STATED PROBLEM: In the listing below, count the lines with "compiler" and report only the figure.

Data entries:
══════

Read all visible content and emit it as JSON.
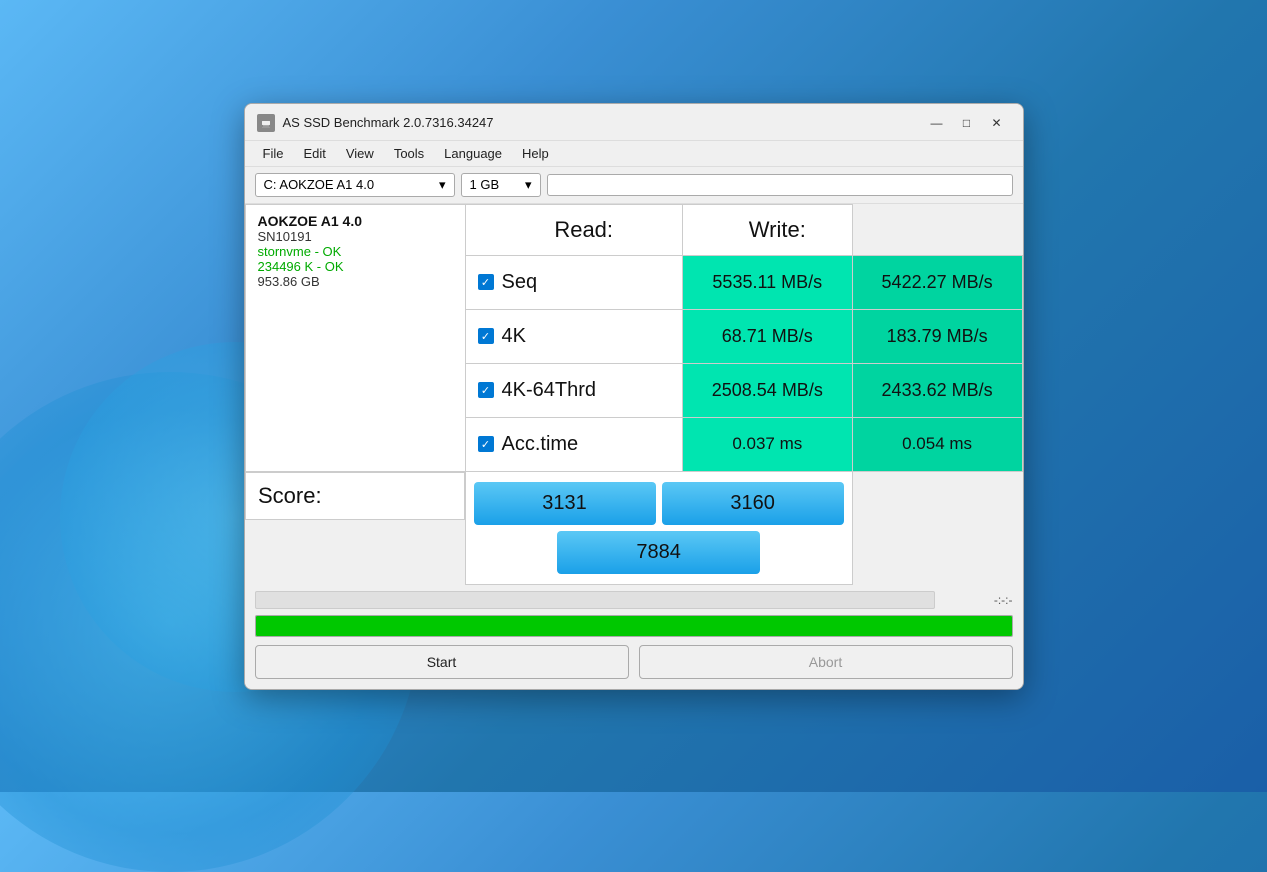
{
  "window": {
    "title": "AS SSD Benchmark 2.0.7316.34247",
    "icon_label": "disk"
  },
  "window_controls": {
    "minimize": "—",
    "maximize": "□",
    "close": "✕"
  },
  "menu": {
    "items": [
      "File",
      "Edit",
      "View",
      "Tools",
      "Language",
      "Help"
    ]
  },
  "toolbar": {
    "drive_label": "C: AOKZOE A1 4.0",
    "drive_arrow": "▾",
    "size_label": "1 GB",
    "size_arrow": "▾"
  },
  "info": {
    "device_name": "AOKZOE A1 4.0",
    "serial": "SN10191",
    "driver": "stornvme - OK",
    "size_status": "234496 K - OK",
    "capacity": "953.86 GB"
  },
  "headers": {
    "read": "Read:",
    "write": "Write:"
  },
  "rows": [
    {
      "id": "seq",
      "label": "Seq",
      "checked": true,
      "read": "5535.11 MB/s",
      "write": "5422.27 MB/s"
    },
    {
      "id": "4k",
      "label": "4K",
      "checked": true,
      "read": "68.71 MB/s",
      "write": "183.79 MB/s"
    },
    {
      "id": "4k64thrd",
      "label": "4K-64Thrd",
      "checked": true,
      "read": "2508.54 MB/s",
      "write": "2433.62 MB/s"
    },
    {
      "id": "acctime",
      "label": "Acc.time",
      "checked": true,
      "read": "0.037 ms",
      "write": "0.054 ms"
    }
  ],
  "score": {
    "label": "Score:",
    "read": "3131",
    "write": "3160",
    "total": "7884"
  },
  "status": {
    "time_display": "-:-:-",
    "progress_pct": 100
  },
  "buttons": {
    "start": "Start",
    "abort": "Abort"
  }
}
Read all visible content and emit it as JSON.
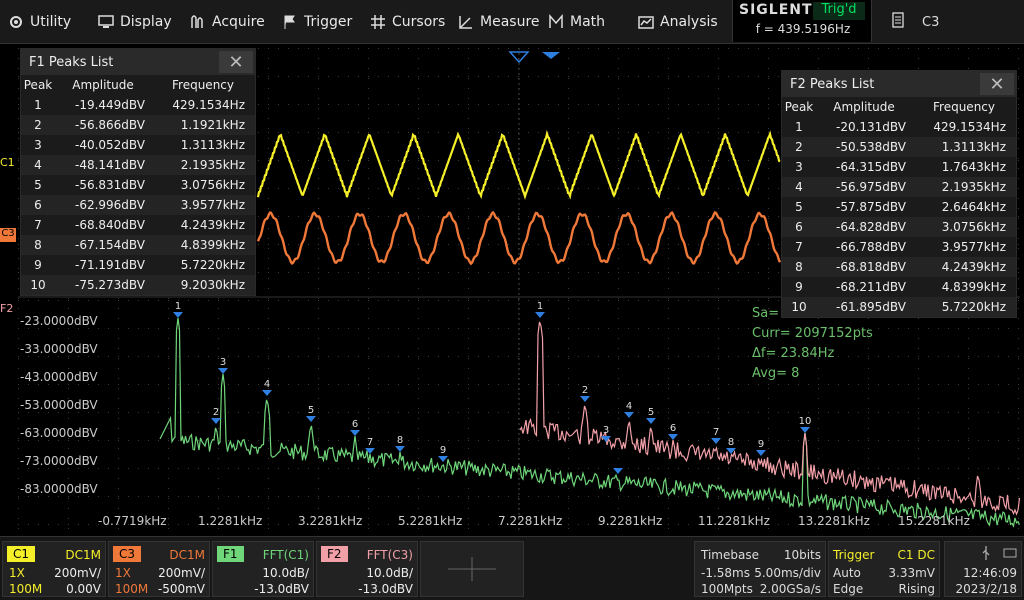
{
  "menu": {
    "utility": "Utility",
    "display": "Display",
    "acquire": "Acquire",
    "trigger": "Trigger",
    "cursors": "Cursors",
    "measure": "Measure",
    "math": "Math",
    "analysis": "Analysis"
  },
  "brand": {
    "name": "SIGLENT",
    "trig_state": "Trig'd",
    "frequency": "f = 439.5196Hz"
  },
  "channel_selector": "C3",
  "markers": {
    "c1": "C1",
    "c3": "C3",
    "f2": "F2"
  },
  "f1_table": {
    "title": "F1 Peaks List",
    "headers": [
      "Peak",
      "Amplitude",
      "Frequency"
    ],
    "rows": [
      [
        "1",
        "-19.449dBV",
        "429.1534Hz"
      ],
      [
        "2",
        "-56.866dBV",
        "1.1921kHz"
      ],
      [
        "3",
        "-40.052dBV",
        "1.3113kHz"
      ],
      [
        "4",
        "-48.141dBV",
        "2.1935kHz"
      ],
      [
        "5",
        "-56.831dBV",
        "3.0756kHz"
      ],
      [
        "6",
        "-62.996dBV",
        "3.9577kHz"
      ],
      [
        "7",
        "-68.840dBV",
        "4.2439kHz"
      ],
      [
        "8",
        "-67.154dBV",
        "4.8399kHz"
      ],
      [
        "9",
        "-71.191dBV",
        "5.7220kHz"
      ],
      [
        "10",
        "-75.273dBV",
        "9.2030kHz"
      ]
    ]
  },
  "f2_table": {
    "title": "F2 Peaks List",
    "headers": [
      "Peak",
      "Amplitude",
      "Frequency"
    ],
    "rows": [
      [
        "1",
        "-20.131dBV",
        "429.1534Hz"
      ],
      [
        "2",
        "-50.538dBV",
        "1.3113kHz"
      ],
      [
        "3",
        "-64.315dBV",
        "1.7643kHz"
      ],
      [
        "4",
        "-56.975dBV",
        "2.1935kHz"
      ],
      [
        "5",
        "-57.875dBV",
        "2.6464kHz"
      ],
      [
        "6",
        "-64.828dBV",
        "3.0756kHz"
      ],
      [
        "7",
        "-66.788dBV",
        "3.9577kHz"
      ],
      [
        "8",
        "-68.818dBV",
        "4.2439kHz"
      ],
      [
        "9",
        "-68.211dBV",
        "4.8399kHz"
      ],
      [
        "10",
        "-61.895dBV",
        "5.7220kHz"
      ]
    ]
  },
  "fft_axis": {
    "y_labels": [
      "-23.0000dBV",
      "-33.0000dBV",
      "-43.0000dBV",
      "-53.0000dBV",
      "-63.0000dBV",
      "-73.0000dBV",
      "-83.0000dBV"
    ],
    "x_labels": [
      "-0.7719kHz",
      "1.2281kHz",
      "3.2281kHz",
      "5.2281kHz",
      "7.2281kHz",
      "9.2281kHz",
      "11.2281kHz",
      "13.2281kHz",
      "15.2281kHz"
    ]
  },
  "readout": {
    "sa": "Sa=",
    "curr": "Curr= 2097152pts",
    "df": "Δf=  23.84Hz",
    "avg": "Avg= 8"
  },
  "status": {
    "c1": {
      "tag": "C1",
      "coupling": "DC1M",
      "probe": "1X",
      "scale": "200mV/",
      "bw": "100M",
      "offset": "0.00V"
    },
    "c3": {
      "tag": "C3",
      "coupling": "DC1M",
      "probe": "1X",
      "scale": "200mV/",
      "bw": "100M",
      "offset": "-500mV"
    },
    "f1": {
      "tag": "F1",
      "func": "FFT(C1)",
      "scale": "10.0dB/",
      "offset": "-13.0dBV"
    },
    "f2": {
      "tag": "F2",
      "func": "FFT(C3)",
      "scale": "10.0dB/",
      "offset": "-13.0dBV"
    },
    "timebase": {
      "label": "Timebase",
      "bits": "10bits",
      "delay": "-1.58ms",
      "scale": "5.00ms/div",
      "memory": "100Mpts",
      "rate": "2.00GSa/s"
    },
    "trigger": {
      "label": "Trigger",
      "source": "C1 DC",
      "mode": "Auto",
      "level": "3.33mV",
      "type": "Edge",
      "slope": "Rising"
    },
    "clock": {
      "time": "12:46:09",
      "date": "2023/2/18"
    }
  },
  "colors": {
    "c1": "#f5ef2a",
    "c3": "#f07838",
    "f1": "#6fd67a",
    "f2": "#f2a0a8",
    "marker": "#2f7fe0"
  }
}
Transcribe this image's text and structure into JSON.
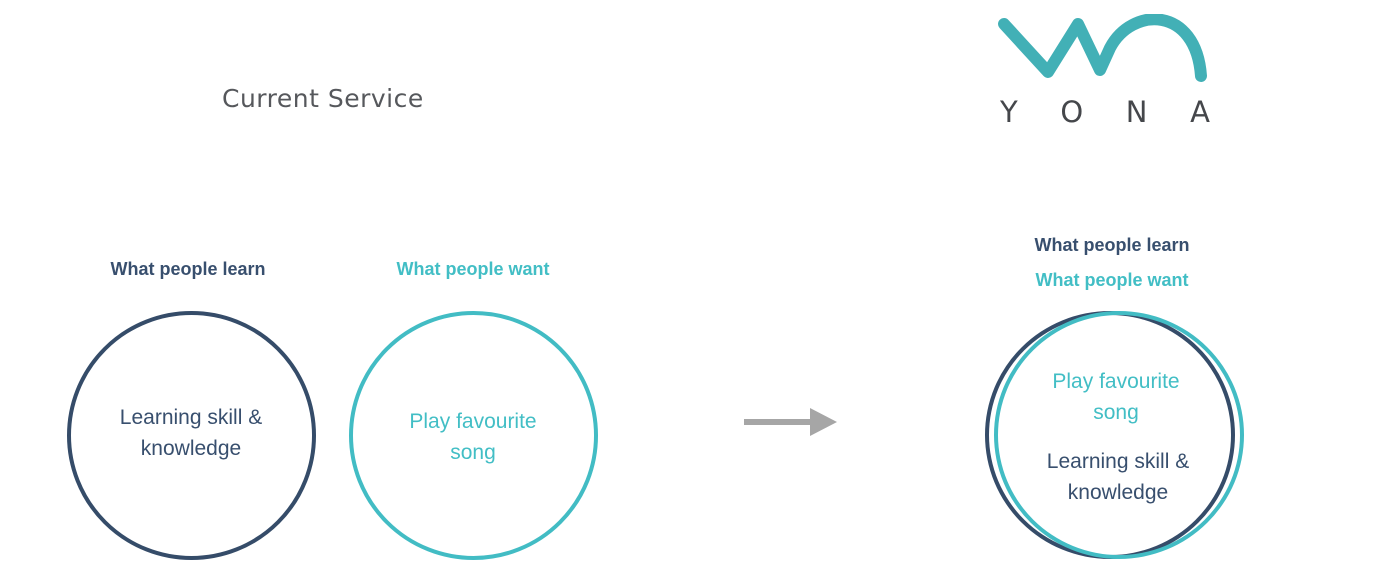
{
  "left_panel": {
    "title": "Current Service",
    "learn_heading": "What people learn",
    "want_heading": "What people want",
    "learn_circle": {
      "line1": "Learning skill &",
      "line2": "knowledge"
    },
    "want_circle": {
      "line1": "Play favourite",
      "line2": "song"
    }
  },
  "right_panel": {
    "logo": {
      "wordmark": "YONA",
      "letters": [
        "Y",
        "O",
        "N",
        "A"
      ]
    },
    "learn_heading": "What people learn",
    "want_heading": "What people want",
    "combined_circle": {
      "want_line1": "Play favourite",
      "want_line2": "song",
      "learn_line1": "Learning skill &",
      "learn_line2": "knowledge"
    }
  },
  "colors": {
    "navy": "#354c69",
    "teal": "#42bcc4",
    "arrow_gray": "#a6a6a6",
    "title_gray": "#56585c"
  },
  "icons": {
    "arrow": "right-arrow-icon",
    "logo": "yona-logo"
  }
}
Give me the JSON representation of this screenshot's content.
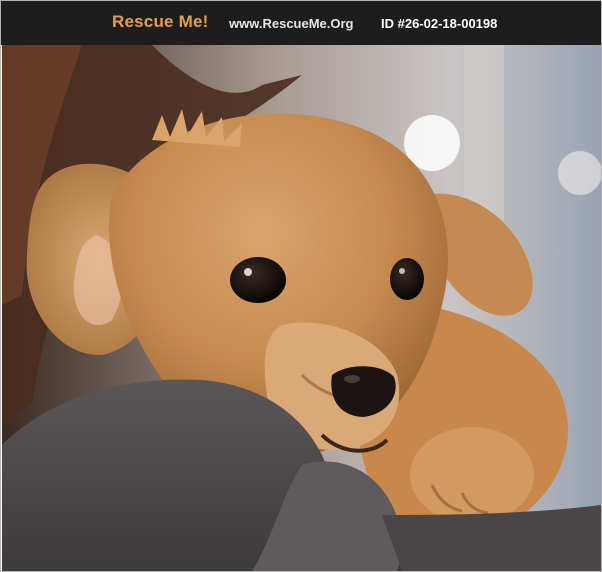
{
  "header": {
    "brand": "Rescue Me!",
    "site": "www.RescueMe.Org",
    "pet_id": "ID #26-02-18-00198"
  },
  "photo": {
    "subject": "puppy-photo"
  },
  "colors": {
    "header_bg": "#1d1d1d",
    "brand": "#e3a04b",
    "site_text": "#e6e6e6",
    "id_text": "#ffffff",
    "frame_border": "#b5b5b5"
  }
}
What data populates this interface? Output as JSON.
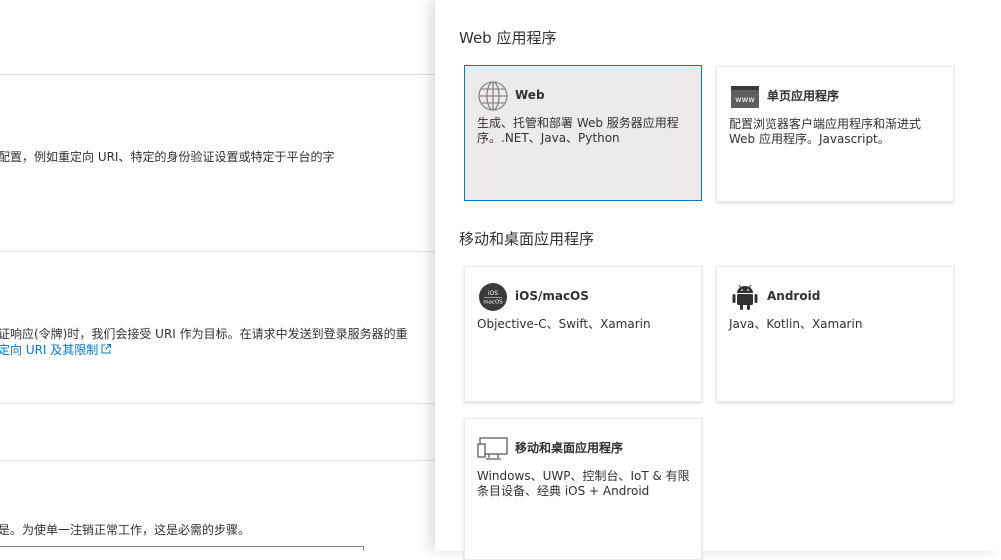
{
  "left": {
    "text_a": "配置，例如重定向 URI、特定的身份验证设置或特定于平台的字",
    "text_b": "证响应(令牌)时，我们会接受 URI 作为目标。在请求中发送到登录服务器的重",
    "link_c": "定向 URI 及其限制",
    "text_d": "是。为使单一注销正常工作，这是必需的步骤。"
  },
  "panel": {
    "sections": [
      {
        "title": "Web 应用程序",
        "cards": [
          {
            "title": "Web",
            "desc": "生成、托管和部署 Web 服务器应用程序。.NET、Java、Python",
            "icon": "globe-icon",
            "selected": true
          },
          {
            "title": "单页应用程序",
            "desc": "配置浏览器客户端应用程序和渐进式 Web 应用程序。Javascript。",
            "icon": "www-browser-icon",
            "selected": false
          }
        ]
      },
      {
        "title": "移动和桌面应用程序",
        "cards": [
          {
            "title": "iOS/macOS",
            "desc": "Objective-C、Swift、Xamarin",
            "icon": "ios-macos-icon",
            "icon_line1": "iOS",
            "icon_line2": "macOS",
            "selected": false
          },
          {
            "title": "Android",
            "desc": "Java、Kotlin、Xamarin",
            "icon": "android-icon",
            "selected": false
          },
          {
            "title": "移动和桌面应用程序",
            "desc": "Windows、UWP、控制台、IoT & 有限条目设备、经典 iOS + Android",
            "icon": "desktop-monitor-icon",
            "selected": false
          }
        ]
      }
    ]
  },
  "colors": {
    "accent": "#0078d4",
    "selected_bg": "#edebe9",
    "text": "#323130"
  }
}
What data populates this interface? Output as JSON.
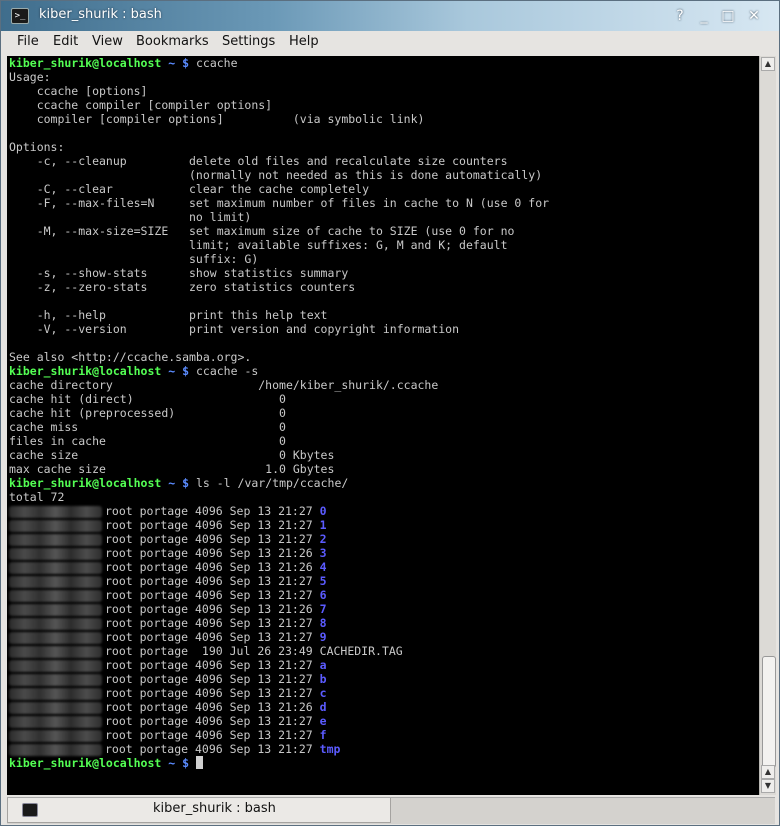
{
  "window": {
    "title": "kiber_shurik : bash"
  },
  "titlebar_buttons": [
    "?",
    "_",
    "□",
    "✕"
  ],
  "menu": [
    "File",
    "Edit",
    "View",
    "Bookmarks",
    "Settings",
    "Help"
  ],
  "prompt": {
    "user": "kiber_shurik@localhost",
    "dir": "~ $"
  },
  "commands": {
    "c1": "ccache",
    "c2": "ccache -s",
    "c3": "ls -l /var/tmp/ccache/"
  },
  "help_lines": [
    "Usage:",
    "    ccache [options]",
    "    ccache compiler [compiler options]",
    "    compiler [compiler options]          (via symbolic link)",
    "",
    "Options:",
    "    -c, --cleanup         delete old files and recalculate size counters",
    "                          (normally not needed as this is done automatically)",
    "    -C, --clear           clear the cache completely",
    "    -F, --max-files=N     set maximum number of files in cache to N (use 0 for",
    "                          no limit)",
    "    -M, --max-size=SIZE   set maximum size of cache to SIZE (use 0 for no",
    "                          limit; available suffixes: G, M and K; default",
    "                          suffix: G)",
    "    -s, --show-stats      show statistics summary",
    "    -z, --zero-stats      zero statistics counters",
    "",
    "    -h, --help            print this help text",
    "    -V, --version         print version and copyright information",
    "",
    "See also <http://ccache.samba.org>."
  ],
  "stats_lines": [
    "cache directory                     /home/kiber_shurik/.ccache",
    "cache hit (direct)                     0",
    "cache hit (preprocessed)               0",
    "cache miss                             0",
    "files in cache                         0",
    "cache size                             0 Kbytes",
    "max cache size                       1.0 Gbytes"
  ],
  "ls_total": "total 72",
  "ls_rows": [
    {
      "meta": "root portage 4096 Sep 13 21:27 ",
      "name": "0",
      "dir": true
    },
    {
      "meta": "root portage 4096 Sep 13 21:27 ",
      "name": "1",
      "dir": true
    },
    {
      "meta": "root portage 4096 Sep 13 21:27 ",
      "name": "2",
      "dir": true
    },
    {
      "meta": "root portage 4096 Sep 13 21:26 ",
      "name": "3",
      "dir": true
    },
    {
      "meta": "root portage 4096 Sep 13 21:26 ",
      "name": "4",
      "dir": true
    },
    {
      "meta": "root portage 4096 Sep 13 21:27 ",
      "name": "5",
      "dir": true
    },
    {
      "meta": "root portage 4096 Sep 13 21:27 ",
      "name": "6",
      "dir": true
    },
    {
      "meta": "root portage 4096 Sep 13 21:26 ",
      "name": "7",
      "dir": true
    },
    {
      "meta": "root portage 4096 Sep 13 21:27 ",
      "name": "8",
      "dir": true
    },
    {
      "meta": "root portage 4096 Sep 13 21:27 ",
      "name": "9",
      "dir": true
    },
    {
      "meta": "root portage  190 Jul 26 23:49 ",
      "name": "CACHEDIR.TAG",
      "dir": false
    },
    {
      "meta": "root portage 4096 Sep 13 21:27 ",
      "name": "a",
      "dir": true
    },
    {
      "meta": "root portage 4096 Sep 13 21:27 ",
      "name": "b",
      "dir": true
    },
    {
      "meta": "root portage 4096 Sep 13 21:27 ",
      "name": "c",
      "dir": true
    },
    {
      "meta": "root portage 4096 Sep 13 21:26 ",
      "name": "d",
      "dir": true
    },
    {
      "meta": "root portage 4096 Sep 13 21:27 ",
      "name": "e",
      "dir": true
    },
    {
      "meta": "root portage 4096 Sep 13 21:27 ",
      "name": "f",
      "dir": true
    },
    {
      "meta": "root portage 4096 Sep 13 21:27 ",
      "name": "tmp",
      "dir": true
    }
  ],
  "tab": {
    "label": "kiber_shurik : bash"
  },
  "colors": {
    "prompt_user": "#54ff54",
    "prompt_dir": "#5b8cff",
    "dir_name": "#5b5bff",
    "text": "#c9c9c9"
  }
}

══════

EXPECTED ANSWER: 2